◆ **STATED GOAL**: Search the data for the word "being" and copy every line that contains it.

[Lines of data]
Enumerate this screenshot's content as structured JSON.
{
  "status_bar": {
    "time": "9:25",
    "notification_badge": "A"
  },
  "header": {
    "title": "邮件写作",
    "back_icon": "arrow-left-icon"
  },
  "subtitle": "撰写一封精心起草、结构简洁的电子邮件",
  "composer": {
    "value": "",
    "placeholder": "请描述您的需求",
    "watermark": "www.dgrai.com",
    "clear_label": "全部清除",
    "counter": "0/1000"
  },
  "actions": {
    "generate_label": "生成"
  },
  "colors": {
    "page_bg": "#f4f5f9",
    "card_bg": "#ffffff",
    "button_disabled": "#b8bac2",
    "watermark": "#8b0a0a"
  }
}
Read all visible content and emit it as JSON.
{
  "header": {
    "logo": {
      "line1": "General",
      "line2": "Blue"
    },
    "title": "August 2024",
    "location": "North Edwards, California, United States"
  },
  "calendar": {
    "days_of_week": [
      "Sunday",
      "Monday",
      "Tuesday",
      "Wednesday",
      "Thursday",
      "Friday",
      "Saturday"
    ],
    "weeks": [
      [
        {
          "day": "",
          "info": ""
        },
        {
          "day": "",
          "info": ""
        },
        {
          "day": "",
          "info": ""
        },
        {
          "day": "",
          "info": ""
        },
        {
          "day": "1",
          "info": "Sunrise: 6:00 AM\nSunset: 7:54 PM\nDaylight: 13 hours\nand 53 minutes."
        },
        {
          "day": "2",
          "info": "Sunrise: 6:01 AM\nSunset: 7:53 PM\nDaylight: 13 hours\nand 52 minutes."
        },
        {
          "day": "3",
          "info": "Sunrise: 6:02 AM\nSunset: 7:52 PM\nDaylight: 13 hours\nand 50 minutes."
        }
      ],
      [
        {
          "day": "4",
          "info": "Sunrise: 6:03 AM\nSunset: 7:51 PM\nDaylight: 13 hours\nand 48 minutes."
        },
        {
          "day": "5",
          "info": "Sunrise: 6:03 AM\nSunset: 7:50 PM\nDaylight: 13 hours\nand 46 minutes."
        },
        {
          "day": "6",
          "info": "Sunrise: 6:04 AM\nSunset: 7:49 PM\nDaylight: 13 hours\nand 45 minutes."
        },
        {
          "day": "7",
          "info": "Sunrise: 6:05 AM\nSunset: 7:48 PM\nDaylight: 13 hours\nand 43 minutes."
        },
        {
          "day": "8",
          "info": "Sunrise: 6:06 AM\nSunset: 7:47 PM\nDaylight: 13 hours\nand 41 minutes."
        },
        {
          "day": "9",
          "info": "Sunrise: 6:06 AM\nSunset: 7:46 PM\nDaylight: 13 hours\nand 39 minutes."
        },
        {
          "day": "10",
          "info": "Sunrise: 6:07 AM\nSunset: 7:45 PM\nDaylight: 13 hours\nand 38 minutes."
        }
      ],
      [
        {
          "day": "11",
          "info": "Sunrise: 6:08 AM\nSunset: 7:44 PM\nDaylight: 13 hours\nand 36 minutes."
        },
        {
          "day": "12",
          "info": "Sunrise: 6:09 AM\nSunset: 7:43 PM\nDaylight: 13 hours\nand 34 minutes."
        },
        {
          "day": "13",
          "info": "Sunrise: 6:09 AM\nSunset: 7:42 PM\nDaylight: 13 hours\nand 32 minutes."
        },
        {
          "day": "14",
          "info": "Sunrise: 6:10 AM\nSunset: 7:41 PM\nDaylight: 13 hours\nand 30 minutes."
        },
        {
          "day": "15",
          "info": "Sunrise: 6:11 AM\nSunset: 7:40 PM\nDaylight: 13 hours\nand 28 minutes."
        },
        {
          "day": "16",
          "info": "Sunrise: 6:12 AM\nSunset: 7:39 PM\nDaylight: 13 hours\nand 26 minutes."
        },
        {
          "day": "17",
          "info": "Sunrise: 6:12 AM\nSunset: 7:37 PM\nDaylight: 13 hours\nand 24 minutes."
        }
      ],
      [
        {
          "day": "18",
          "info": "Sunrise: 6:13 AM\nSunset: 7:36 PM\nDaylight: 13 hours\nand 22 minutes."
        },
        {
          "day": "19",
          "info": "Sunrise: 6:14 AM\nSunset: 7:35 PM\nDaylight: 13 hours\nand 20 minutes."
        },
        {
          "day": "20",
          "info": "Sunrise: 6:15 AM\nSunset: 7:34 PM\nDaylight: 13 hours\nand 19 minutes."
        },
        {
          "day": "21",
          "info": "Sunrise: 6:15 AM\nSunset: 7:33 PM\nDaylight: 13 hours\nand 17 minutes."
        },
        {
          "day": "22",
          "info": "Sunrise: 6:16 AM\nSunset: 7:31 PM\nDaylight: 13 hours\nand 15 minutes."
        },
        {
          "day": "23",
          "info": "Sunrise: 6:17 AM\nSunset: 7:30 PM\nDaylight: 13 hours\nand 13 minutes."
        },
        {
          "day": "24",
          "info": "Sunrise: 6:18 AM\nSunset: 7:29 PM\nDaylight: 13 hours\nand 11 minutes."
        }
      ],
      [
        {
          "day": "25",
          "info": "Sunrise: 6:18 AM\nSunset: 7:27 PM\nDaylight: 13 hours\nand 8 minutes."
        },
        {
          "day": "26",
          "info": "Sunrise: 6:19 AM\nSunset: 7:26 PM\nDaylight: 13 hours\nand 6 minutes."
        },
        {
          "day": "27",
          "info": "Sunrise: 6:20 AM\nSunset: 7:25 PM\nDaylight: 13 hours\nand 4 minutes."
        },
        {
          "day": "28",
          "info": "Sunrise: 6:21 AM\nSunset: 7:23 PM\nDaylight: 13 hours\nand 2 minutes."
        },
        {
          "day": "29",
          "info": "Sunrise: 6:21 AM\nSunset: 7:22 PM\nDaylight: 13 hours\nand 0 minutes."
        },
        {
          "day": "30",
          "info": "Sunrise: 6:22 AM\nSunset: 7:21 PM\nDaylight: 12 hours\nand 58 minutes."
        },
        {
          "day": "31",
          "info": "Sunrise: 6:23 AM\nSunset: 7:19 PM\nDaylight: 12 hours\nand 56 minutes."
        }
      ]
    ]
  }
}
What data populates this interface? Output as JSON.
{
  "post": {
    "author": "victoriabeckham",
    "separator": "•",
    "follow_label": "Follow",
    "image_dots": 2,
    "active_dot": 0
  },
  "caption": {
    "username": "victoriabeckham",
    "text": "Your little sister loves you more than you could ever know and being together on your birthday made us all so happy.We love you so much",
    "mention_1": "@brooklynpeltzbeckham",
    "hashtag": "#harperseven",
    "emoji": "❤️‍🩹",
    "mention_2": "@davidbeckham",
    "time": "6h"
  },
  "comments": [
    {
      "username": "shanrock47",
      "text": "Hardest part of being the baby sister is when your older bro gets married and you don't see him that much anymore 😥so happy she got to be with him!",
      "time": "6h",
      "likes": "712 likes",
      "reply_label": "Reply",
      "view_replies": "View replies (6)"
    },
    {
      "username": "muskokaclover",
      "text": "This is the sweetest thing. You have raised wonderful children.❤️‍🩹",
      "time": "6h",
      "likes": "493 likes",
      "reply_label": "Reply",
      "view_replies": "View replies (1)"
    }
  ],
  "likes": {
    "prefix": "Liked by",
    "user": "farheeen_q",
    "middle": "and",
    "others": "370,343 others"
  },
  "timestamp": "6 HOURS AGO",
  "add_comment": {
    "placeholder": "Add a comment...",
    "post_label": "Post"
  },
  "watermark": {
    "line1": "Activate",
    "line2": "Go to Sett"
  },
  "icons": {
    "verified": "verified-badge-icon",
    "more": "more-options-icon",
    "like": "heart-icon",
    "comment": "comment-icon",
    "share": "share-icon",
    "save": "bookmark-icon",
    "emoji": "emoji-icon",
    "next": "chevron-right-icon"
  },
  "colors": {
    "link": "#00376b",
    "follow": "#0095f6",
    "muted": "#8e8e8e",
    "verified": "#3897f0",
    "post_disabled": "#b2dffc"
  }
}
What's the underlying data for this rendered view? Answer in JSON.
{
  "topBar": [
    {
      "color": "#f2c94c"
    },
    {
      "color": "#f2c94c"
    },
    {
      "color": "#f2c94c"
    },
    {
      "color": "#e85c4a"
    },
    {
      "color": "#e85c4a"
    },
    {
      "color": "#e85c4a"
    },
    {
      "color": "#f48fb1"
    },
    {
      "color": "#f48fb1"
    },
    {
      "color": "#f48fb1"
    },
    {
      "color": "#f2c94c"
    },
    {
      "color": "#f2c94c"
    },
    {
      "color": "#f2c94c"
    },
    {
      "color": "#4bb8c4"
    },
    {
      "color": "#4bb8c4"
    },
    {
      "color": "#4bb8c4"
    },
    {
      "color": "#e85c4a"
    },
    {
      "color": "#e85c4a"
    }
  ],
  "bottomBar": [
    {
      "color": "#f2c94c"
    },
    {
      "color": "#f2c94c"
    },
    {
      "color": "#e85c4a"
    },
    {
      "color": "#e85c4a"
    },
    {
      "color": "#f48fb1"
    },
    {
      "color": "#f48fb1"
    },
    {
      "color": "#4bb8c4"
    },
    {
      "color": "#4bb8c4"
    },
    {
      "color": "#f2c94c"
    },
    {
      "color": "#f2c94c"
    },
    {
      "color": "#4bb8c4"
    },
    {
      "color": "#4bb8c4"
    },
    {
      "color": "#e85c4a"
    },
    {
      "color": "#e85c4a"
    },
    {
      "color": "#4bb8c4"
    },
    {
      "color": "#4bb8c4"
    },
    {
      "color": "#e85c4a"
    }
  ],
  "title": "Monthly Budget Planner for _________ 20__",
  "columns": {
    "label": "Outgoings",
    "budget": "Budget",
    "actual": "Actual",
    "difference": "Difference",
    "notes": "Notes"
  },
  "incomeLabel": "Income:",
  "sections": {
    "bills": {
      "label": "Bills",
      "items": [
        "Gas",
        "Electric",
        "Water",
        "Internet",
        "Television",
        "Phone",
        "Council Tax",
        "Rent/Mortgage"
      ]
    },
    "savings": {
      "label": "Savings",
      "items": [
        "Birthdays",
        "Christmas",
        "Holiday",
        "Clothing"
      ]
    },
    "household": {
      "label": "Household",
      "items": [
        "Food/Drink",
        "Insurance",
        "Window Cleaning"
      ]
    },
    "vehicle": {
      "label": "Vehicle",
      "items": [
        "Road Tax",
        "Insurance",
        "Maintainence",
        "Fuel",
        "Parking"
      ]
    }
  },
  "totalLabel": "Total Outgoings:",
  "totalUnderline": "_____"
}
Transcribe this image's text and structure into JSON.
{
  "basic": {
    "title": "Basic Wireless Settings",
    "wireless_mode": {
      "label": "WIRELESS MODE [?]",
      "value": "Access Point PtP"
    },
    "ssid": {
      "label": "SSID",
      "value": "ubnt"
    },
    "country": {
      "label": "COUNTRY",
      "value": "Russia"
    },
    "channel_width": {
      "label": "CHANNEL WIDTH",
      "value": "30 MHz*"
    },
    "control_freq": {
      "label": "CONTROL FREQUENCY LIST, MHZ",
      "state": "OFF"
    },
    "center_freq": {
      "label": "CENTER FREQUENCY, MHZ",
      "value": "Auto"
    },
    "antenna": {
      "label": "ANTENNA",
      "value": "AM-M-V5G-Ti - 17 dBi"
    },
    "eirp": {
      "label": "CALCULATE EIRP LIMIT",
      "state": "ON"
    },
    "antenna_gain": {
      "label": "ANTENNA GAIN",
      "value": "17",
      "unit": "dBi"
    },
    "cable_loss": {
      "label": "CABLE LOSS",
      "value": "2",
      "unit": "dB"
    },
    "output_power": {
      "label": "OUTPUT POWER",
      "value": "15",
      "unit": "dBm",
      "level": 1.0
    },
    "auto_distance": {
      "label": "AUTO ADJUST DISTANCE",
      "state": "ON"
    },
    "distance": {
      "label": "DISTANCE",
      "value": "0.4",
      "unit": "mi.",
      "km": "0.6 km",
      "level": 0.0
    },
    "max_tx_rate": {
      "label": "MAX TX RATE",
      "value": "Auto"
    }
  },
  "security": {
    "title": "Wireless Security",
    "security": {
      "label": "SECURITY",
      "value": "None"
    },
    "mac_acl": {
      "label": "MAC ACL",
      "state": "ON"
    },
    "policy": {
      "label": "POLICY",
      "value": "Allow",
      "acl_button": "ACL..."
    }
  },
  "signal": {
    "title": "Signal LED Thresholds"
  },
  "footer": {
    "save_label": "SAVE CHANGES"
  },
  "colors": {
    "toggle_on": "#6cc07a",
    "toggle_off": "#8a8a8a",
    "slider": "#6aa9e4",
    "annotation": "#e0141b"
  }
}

◆ **SOLVED EXERCISE**:
    "text": "Your little sister loves you more than you could ever know and being together on your birthday made us all so happy.We love you so much",
      "text": "Hardest part of being the baby sister is when your older bro gets married and you don't see him that much anymore 😥so happy she got to be with him!",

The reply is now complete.